## GOAL:
Transcribe the material word for word, but without the images.
*****
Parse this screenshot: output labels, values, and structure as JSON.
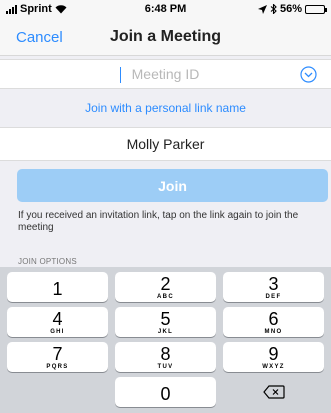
{
  "status_bar": {
    "carrier": "Sprint",
    "time": "6:48 PM",
    "battery_text": "56%",
    "battery_level": 0.56,
    "icons": [
      "signal-bars-icon",
      "wifi-icon",
      "location-arrow-icon",
      "bluetooth-icon",
      "battery-icon"
    ]
  },
  "nav": {
    "cancel_label": "Cancel",
    "title": "Join a Meeting"
  },
  "meeting_id": {
    "value": "",
    "placeholder": "Meeting ID",
    "dropdown_icon": "chevron-down-circle-icon"
  },
  "personal_link_label": "Join with a personal link name",
  "name_field": {
    "value": "Molly Parker"
  },
  "join_label": "Join",
  "hint_text": "If you received an invitation link, tap on the link again to join the meeting",
  "join_options_label": "JOIN OPTIONS",
  "keypad": {
    "keys": [
      {
        "digit": "1",
        "letters": ""
      },
      {
        "digit": "2",
        "letters": "ABC"
      },
      {
        "digit": "3",
        "letters": "DEF"
      },
      {
        "digit": "4",
        "letters": "GHI"
      },
      {
        "digit": "5",
        "letters": "JKL"
      },
      {
        "digit": "6",
        "letters": "MNO"
      },
      {
        "digit": "7",
        "letters": "PQRS"
      },
      {
        "digit": "8",
        "letters": "TUV"
      },
      {
        "digit": "9",
        "letters": "WXYZ"
      },
      {
        "digit": "0",
        "letters": ""
      }
    ],
    "delete_icon": "backspace-icon"
  },
  "colors": {
    "accent": "#2d8cff",
    "join_button_disabled": "#9dcdf6",
    "background": "#efeff4",
    "keypad_background": "#d1d4d9"
  }
}
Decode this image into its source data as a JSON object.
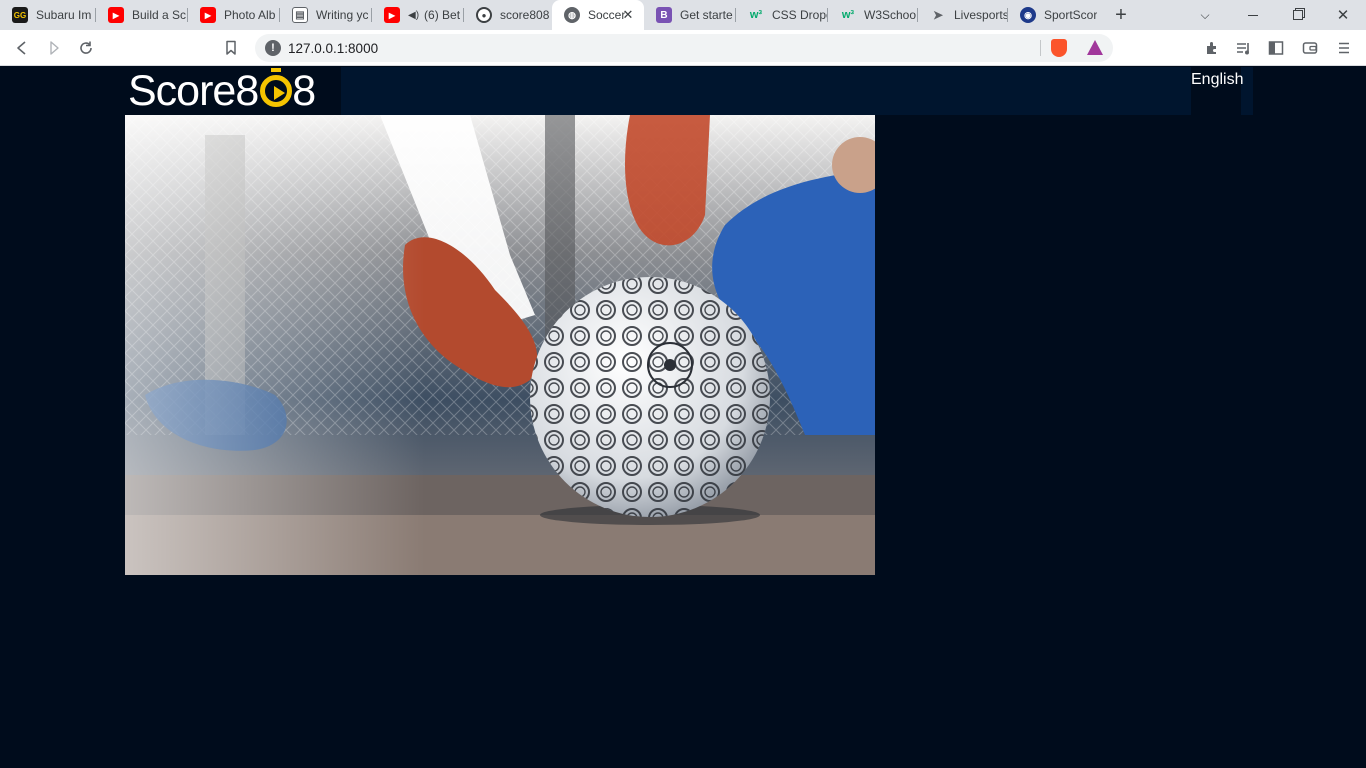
{
  "browser": {
    "tabs": [
      {
        "title": "Subaru Im",
        "favicon": "gg-icon",
        "favicon_color": "#1a1a1a",
        "favicon_text": "GG"
      },
      {
        "title": "Build a Sc",
        "favicon": "youtube-icon",
        "favicon_color": "#ff0000",
        "favicon_text": "▶"
      },
      {
        "title": "Photo Alb",
        "favicon": "youtube-icon",
        "favicon_color": "#ff0000",
        "favicon_text": "▶"
      },
      {
        "title": "Writing yc",
        "favicon": "document-icon",
        "favicon_color": "#5f6368",
        "favicon_text": "▤"
      },
      {
        "title": "(6) Bet",
        "favicon": "youtube-icon",
        "favicon_color": "#ff0000",
        "favicon_text": "▶"
      },
      {
        "title": "score808",
        "favicon": "soccer-ball-icon",
        "favicon_color": "#3c4043",
        "favicon_text": "⚽"
      },
      {
        "title": "Soccer",
        "favicon": "globe-icon",
        "favicon_color": "#5f6368",
        "favicon_text": "◍",
        "active": true
      },
      {
        "title": "Get starte",
        "favicon": "bootstrap-icon",
        "favicon_color": "#7952b3",
        "favicon_text": "B"
      },
      {
        "title": "CSS Dropc",
        "favicon": "w3schools-icon",
        "favicon_color": "#04aa6d",
        "favicon_text": "w³"
      },
      {
        "title": "W3Schoo",
        "favicon": "w3schools-icon",
        "favicon_color": "#04aa6d",
        "favicon_text": "w³"
      },
      {
        "title": "Livesports",
        "favicon": "arrow-icon",
        "favicon_color": "#5f6368",
        "favicon_text": "➤"
      },
      {
        "title": "SportScor",
        "favicon": "sportscore-icon",
        "favicon_color": "#1e3a8a",
        "favicon_text": "◉"
      }
    ],
    "new_tab_label": "+",
    "url": "127.0.0.1:8000"
  },
  "site": {
    "logo_text_1": "Score8",
    "logo_text_2": "8",
    "language": "English"
  },
  "colors": {
    "page_background": "#000c1c",
    "header_background": "#00152e",
    "logo_accent": "#f5c400"
  }
}
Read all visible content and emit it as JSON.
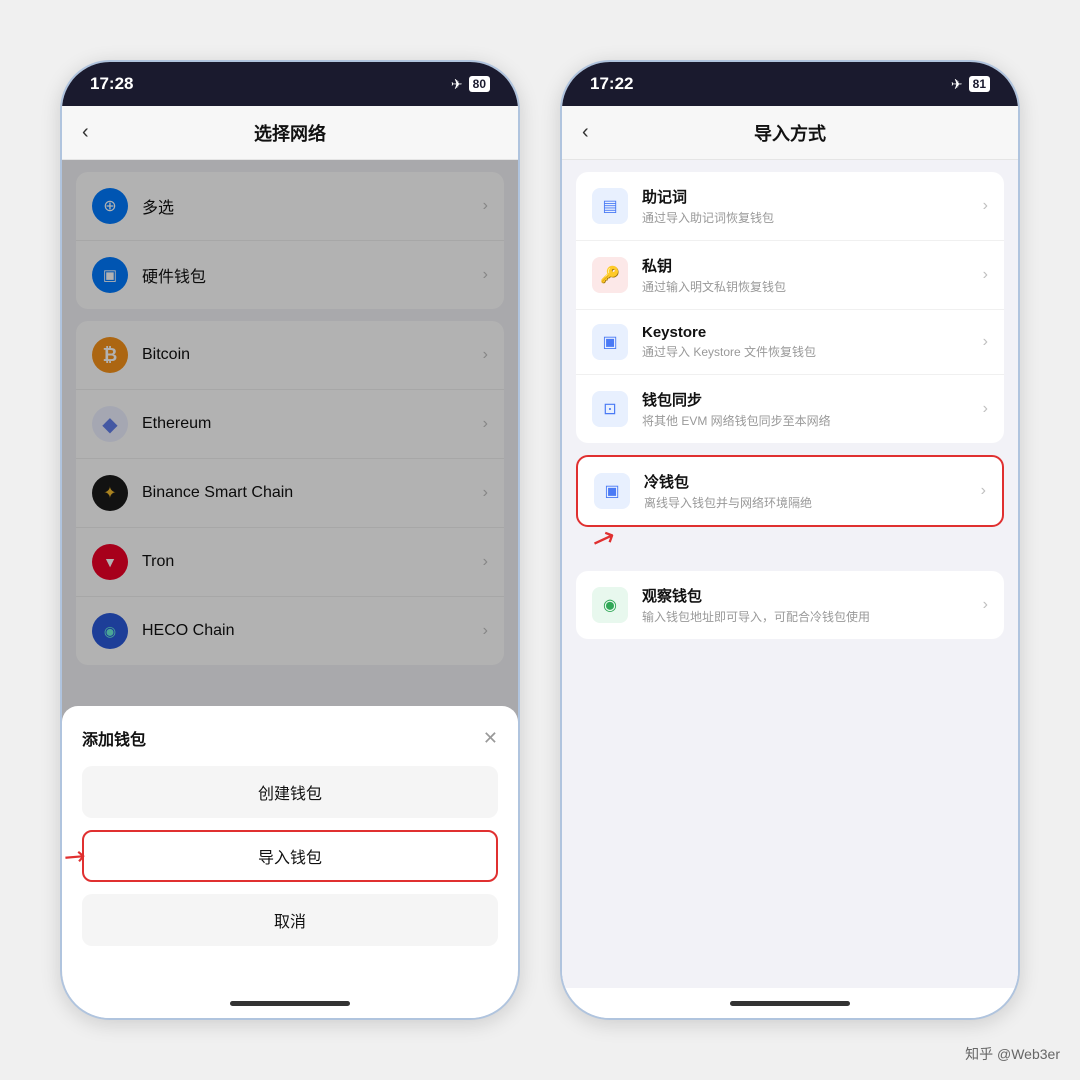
{
  "phone_left": {
    "status_time": "17:28",
    "battery": "80",
    "nav_title": "选择网络",
    "networks": [
      {
        "name": "多选",
        "icon_type": "multiselect",
        "icon_char": "⊕"
      },
      {
        "name": "硬件钱包",
        "icon_type": "hardware",
        "icon_char": "▣"
      },
      {
        "name": "Bitcoin",
        "icon_type": "btc",
        "icon_char": "₿"
      },
      {
        "name": "Ethereum",
        "icon_type": "eth",
        "icon_char": "◆"
      },
      {
        "name": "Binance Smart Chain",
        "icon_type": "bsc",
        "icon_char": "✦"
      },
      {
        "name": "Tron",
        "icon_type": "trx",
        "icon_char": "▼"
      },
      {
        "name": "HECO Chain",
        "icon_type": "heco",
        "icon_char": "◉"
      }
    ],
    "sheet_title": "添加钱包",
    "sheet_create": "创建钱包",
    "sheet_import": "导入钱包",
    "sheet_cancel": "取消"
  },
  "phone_right": {
    "status_time": "17:22",
    "battery": "81",
    "nav_title": "导入方式",
    "import_items": [
      {
        "title": "助记词",
        "desc": "通过导入助记词恢复钱包",
        "icon_char": "▤",
        "highlighted": false
      },
      {
        "title": "私钥",
        "desc": "通过输入明文私钥恢复钱包",
        "icon_char": "🔑",
        "highlighted": false
      },
      {
        "title": "Keystore",
        "desc": "通过导入 Keystore 文件恢复钱包",
        "icon_char": "▣",
        "highlighted": false
      },
      {
        "title": "钱包同步",
        "desc": "将其他 EVM 网络钱包同步至本网络",
        "icon_char": "⊡",
        "highlighted": false
      }
    ],
    "cold_wallet": {
      "title": "冷钱包",
      "desc": "离线导入钱包并与网络环境隔绝",
      "icon_char": "▣",
      "highlighted": true
    },
    "watch_wallet": {
      "title": "观察钱包",
      "desc": "输入钱包地址即可导入，可配合冷钱包使用",
      "icon_char": "◉",
      "highlighted": false
    }
  },
  "watermark": "知乎 @Web3er"
}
*****
## SOLVED EXERCISE:
Parse this screenshot: output labels, values, and structure as JSON.
{
  "status_bar": {
    "carrier": "Sprint",
    "time": "6:48 PM",
    "battery_text": "56%",
    "battery_level": 0.56,
    "icons": [
      "signal-bars-icon",
      "wifi-icon",
      "location-arrow-icon",
      "bluetooth-icon",
      "battery-icon"
    ]
  },
  "nav": {
    "cancel_label": "Cancel",
    "title": "Join a Meeting"
  },
  "meeting_id": {
    "value": "",
    "placeholder": "Meeting ID",
    "dropdown_icon": "chevron-down-circle-icon"
  },
  "personal_link_label": "Join with a personal link name",
  "name_field": {
    "value": "Molly Parker"
  },
  "join_label": "Join",
  "hint_text": "If you received an invitation link, tap on the link again to join the meeting",
  "join_options_label": "JOIN OPTIONS",
  "keypad": {
    "keys": [
      {
        "digit": "1",
        "letters": ""
      },
      {
        "digit": "2",
        "letters": "ABC"
      },
      {
        "digit": "3",
        "letters": "DEF"
      },
      {
        "digit": "4",
        "letters": "GHI"
      },
      {
        "digit": "5",
        "letters": "JKL"
      },
      {
        "digit": "6",
        "letters": "MNO"
      },
      {
        "digit": "7",
        "letters": "PQRS"
      },
      {
        "digit": "8",
        "letters": "TUV"
      },
      {
        "digit": "9",
        "letters": "WXYZ"
      },
      {
        "digit": "0",
        "letters": ""
      }
    ],
    "delete_icon": "backspace-icon"
  },
  "colors": {
    "accent": "#2d8cff",
    "join_button_disabled": "#9dcdf6",
    "background": "#efeff4",
    "keypad_background": "#d1d4d9"
  }
}
Decode this image into its source data as a JSON object.
{
  "browser": {
    "tabs": [
      {
        "title": "Subaru Im",
        "favicon": "gg-icon",
        "favicon_color": "#1a1a1a",
        "favicon_text": "GG"
      },
      {
        "title": "Build a Sc",
        "favicon": "youtube-icon",
        "favicon_color": "#ff0000",
        "favicon_text": "▶"
      },
      {
        "title": "Photo Alb",
        "favicon": "youtube-icon",
        "favicon_color": "#ff0000",
        "favicon_text": "▶"
      },
      {
        "title": "Writing yc",
        "favicon": "document-icon",
        "favicon_color": "#5f6368",
        "favicon_text": "▤"
      },
      {
        "title": "(6) Bet",
        "favicon": "youtube-icon",
        "favicon_color": "#ff0000",
        "favicon_text": "▶"
      },
      {
        "title": "score808",
        "favicon": "soccer-ball-icon",
        "favicon_color": "#3c4043",
        "favicon_text": "⚽"
      },
      {
        "title": "Soccer",
        "favicon": "globe-icon",
        "favicon_color": "#5f6368",
        "favicon_text": "◍",
        "active": true
      },
      {
        "title": "Get starte",
        "favicon": "bootstrap-icon",
        "favicon_color": "#7952b3",
        "favicon_text": "B"
      },
      {
        "title": "CSS Dropc",
        "favicon": "w3schools-icon",
        "favicon_color": "#04aa6d",
        "favicon_text": "w³"
      },
      {
        "title": "W3Schoo",
        "favicon": "w3schools-icon",
        "favicon_color": "#04aa6d",
        "favicon_text": "w³"
      },
      {
        "title": "Livesports",
        "favicon": "arrow-icon",
        "favicon_color": "#5f6368",
        "favicon_text": "➤"
      },
      {
        "title": "SportScor",
        "favicon": "sportscore-icon",
        "favicon_color": "#1e3a8a",
        "favicon_text": "◉"
      }
    ],
    "new_tab_label": "+",
    "url": "127.0.0.1:8000"
  },
  "site": {
    "logo_text_1": "Score8",
    "logo_text_2": "8",
    "language": "English"
  },
  "colors": {
    "page_background": "#000c1c",
    "header_background": "#00152e",
    "logo_accent": "#f5c400"
  }
}
Read all visible content and emit it as JSON.
{
  "phone_left": {
    "status_time": "17:28",
    "battery": "80",
    "nav_title": "选择网络",
    "networks": [
      {
        "name": "多选",
        "icon_type": "multiselect",
        "icon_char": "⊕"
      },
      {
        "name": "硬件钱包",
        "icon_type": "hardware",
        "icon_char": "▣"
      },
      {
        "name": "Bitcoin",
        "icon_type": "btc",
        "icon_char": "₿"
      },
      {
        "name": "Ethereum",
        "icon_type": "eth",
        "icon_char": "◆"
      },
      {
        "name": "Binance Smart Chain",
        "icon_type": "bsc",
        "icon_char": "✦"
      },
      {
        "name": "Tron",
        "icon_type": "trx",
        "icon_char": "▼"
      },
      {
        "name": "HECO Chain",
        "icon_type": "heco",
        "icon_char": "◉"
      }
    ],
    "sheet_title": "添加钱包",
    "sheet_create": "创建钱包",
    "sheet_import": "导入钱包",
    "sheet_cancel": "取消"
  },
  "phone_right": {
    "status_time": "17:22",
    "battery": "81",
    "nav_title": "导入方式",
    "import_items": [
      {
        "title": "助记词",
        "desc": "通过导入助记词恢复钱包",
        "icon_char": "▤",
        "highlighted": false
      },
      {
        "title": "私钥",
        "desc": "通过输入明文私钥恢复钱包",
        "icon_char": "🔑",
        "highlighted": false
      },
      {
        "title": "Keystore",
        "desc": "通过导入 Keystore 文件恢复钱包",
        "icon_char": "▣",
        "highlighted": false
      },
      {
        "title": "钱包同步",
        "desc": "将其他 EVM 网络钱包同步至本网络",
        "icon_char": "⊡",
        "highlighted": false
      }
    ],
    "cold_wallet": {
      "title": "冷钱包",
      "desc": "离线导入钱包并与网络环境隔绝",
      "icon_char": "▣",
      "highlighted": true
    },
    "watch_wallet": {
      "title": "观察钱包",
      "desc": "输入钱包地址即可导入，可配合冷钱包使用",
      "icon_char": "◉",
      "highlighted": false
    }
  },
  "watermark": "知乎 @Web3er"
}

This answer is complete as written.